Write out each entry, exactly the way it appears.
★ ★ ★ ★ ★
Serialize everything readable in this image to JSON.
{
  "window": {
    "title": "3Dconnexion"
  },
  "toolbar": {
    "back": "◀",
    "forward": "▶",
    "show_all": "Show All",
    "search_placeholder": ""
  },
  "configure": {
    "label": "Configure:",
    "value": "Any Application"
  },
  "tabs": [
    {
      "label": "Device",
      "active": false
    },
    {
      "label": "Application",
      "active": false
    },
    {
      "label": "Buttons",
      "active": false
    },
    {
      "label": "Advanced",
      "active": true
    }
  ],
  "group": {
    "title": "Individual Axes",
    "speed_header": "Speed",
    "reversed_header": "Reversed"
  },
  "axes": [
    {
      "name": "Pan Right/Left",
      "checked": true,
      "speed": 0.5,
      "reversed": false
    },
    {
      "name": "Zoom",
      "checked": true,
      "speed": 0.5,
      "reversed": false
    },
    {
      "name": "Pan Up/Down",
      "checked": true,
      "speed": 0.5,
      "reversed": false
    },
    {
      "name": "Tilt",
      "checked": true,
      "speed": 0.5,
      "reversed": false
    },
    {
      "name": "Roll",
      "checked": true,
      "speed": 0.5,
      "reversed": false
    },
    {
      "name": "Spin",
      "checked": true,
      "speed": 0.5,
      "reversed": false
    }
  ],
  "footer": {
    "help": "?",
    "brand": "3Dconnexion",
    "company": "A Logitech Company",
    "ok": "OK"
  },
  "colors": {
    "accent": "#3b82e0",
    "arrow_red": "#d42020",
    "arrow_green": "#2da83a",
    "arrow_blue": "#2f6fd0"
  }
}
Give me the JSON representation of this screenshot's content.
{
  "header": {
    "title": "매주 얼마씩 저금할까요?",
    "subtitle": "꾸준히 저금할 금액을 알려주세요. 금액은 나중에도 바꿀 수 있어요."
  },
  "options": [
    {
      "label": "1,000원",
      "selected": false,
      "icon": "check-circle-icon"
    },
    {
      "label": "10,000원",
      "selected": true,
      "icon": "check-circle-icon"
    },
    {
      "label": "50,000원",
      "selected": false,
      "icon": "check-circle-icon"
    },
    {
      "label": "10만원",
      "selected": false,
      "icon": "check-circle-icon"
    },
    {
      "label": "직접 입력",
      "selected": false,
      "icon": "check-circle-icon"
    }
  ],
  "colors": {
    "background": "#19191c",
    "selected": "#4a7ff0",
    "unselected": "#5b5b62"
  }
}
★ ★ ★ ★ ★
**TASK SOLUTION**
Serialize everything readable in this image to JSON.
{
  "window": {
    "title": "3Dconnexion"
  },
  "toolbar": {
    "back": "◀",
    "forward": "▶",
    "show_all": "Show All",
    "search_placeholder": ""
  },
  "configure": {
    "label": "Configure:",
    "value": "Any Application"
  },
  "tabs": [
    {
      "label": "Device",
      "active": false
    },
    {
      "label": "Application",
      "active": false
    },
    {
      "label": "Buttons",
      "active": false
    },
    {
      "label": "Advanced",
      "active": true
    }
  ],
  "group": {
    "title": "Individual Axes",
    "speed_header": "Speed",
    "reversed_header": "Reversed"
  },
  "axes": [
    {
      "name": "Pan Right/Left",
      "checked": true,
      "speed": 0.5,
      "reversed": false
    },
    {
      "name": "Zoom",
      "checked": true,
      "speed": 0.5,
      "reversed": false
    },
    {
      "name": "Pan Up/Down",
      "checked": true,
      "speed": 0.5,
      "reversed": false
    },
    {
      "name": "Tilt",
      "checked": true,
      "speed": 0.5,
      "reversed": false
    },
    {
      "name": "Roll",
      "checked": true,
      "speed": 0.5,
      "reversed": false
    },
    {
      "name": "Spin",
      "checked": true,
      "speed": 0.5,
      "reversed": false
    }
  ],
  "footer": {
    "help": "?",
    "brand": "3Dconnexion",
    "company": "A Logitech Company",
    "ok": "OK"
  },
  "colors": {
    "accent": "#3b82e0",
    "arrow_red": "#d42020",
    "arrow_green": "#2da83a",
    "arrow_blue": "#2f6fd0"
  }
}
Give me the JSON representation of this screenshot's content.
{
  "header": {
    "title": "매주 얼마씩 저금할까요?",
    "subtitle": "꾸준히 저금할 금액을 알려주세요. 금액은 나중에도 바꿀 수 있어요."
  },
  "options": [
    {
      "label": "1,000원",
      "selected": false,
      "icon": "check-circle-icon"
    },
    {
      "label": "10,000원",
      "selected": true,
      "icon": "check-circle-icon"
    },
    {
      "label": "50,000원",
      "selected": false,
      "icon": "check-circle-icon"
    },
    {
      "label": "10만원",
      "selected": false,
      "icon": "check-circle-icon"
    },
    {
      "label": "직접 입력",
      "selected": false,
      "icon": "check-circle-icon"
    }
  ],
  "colors": {
    "background": "#19191c",
    "selected": "#4a7ff0",
    "unselected": "#5b5b62"
  }
}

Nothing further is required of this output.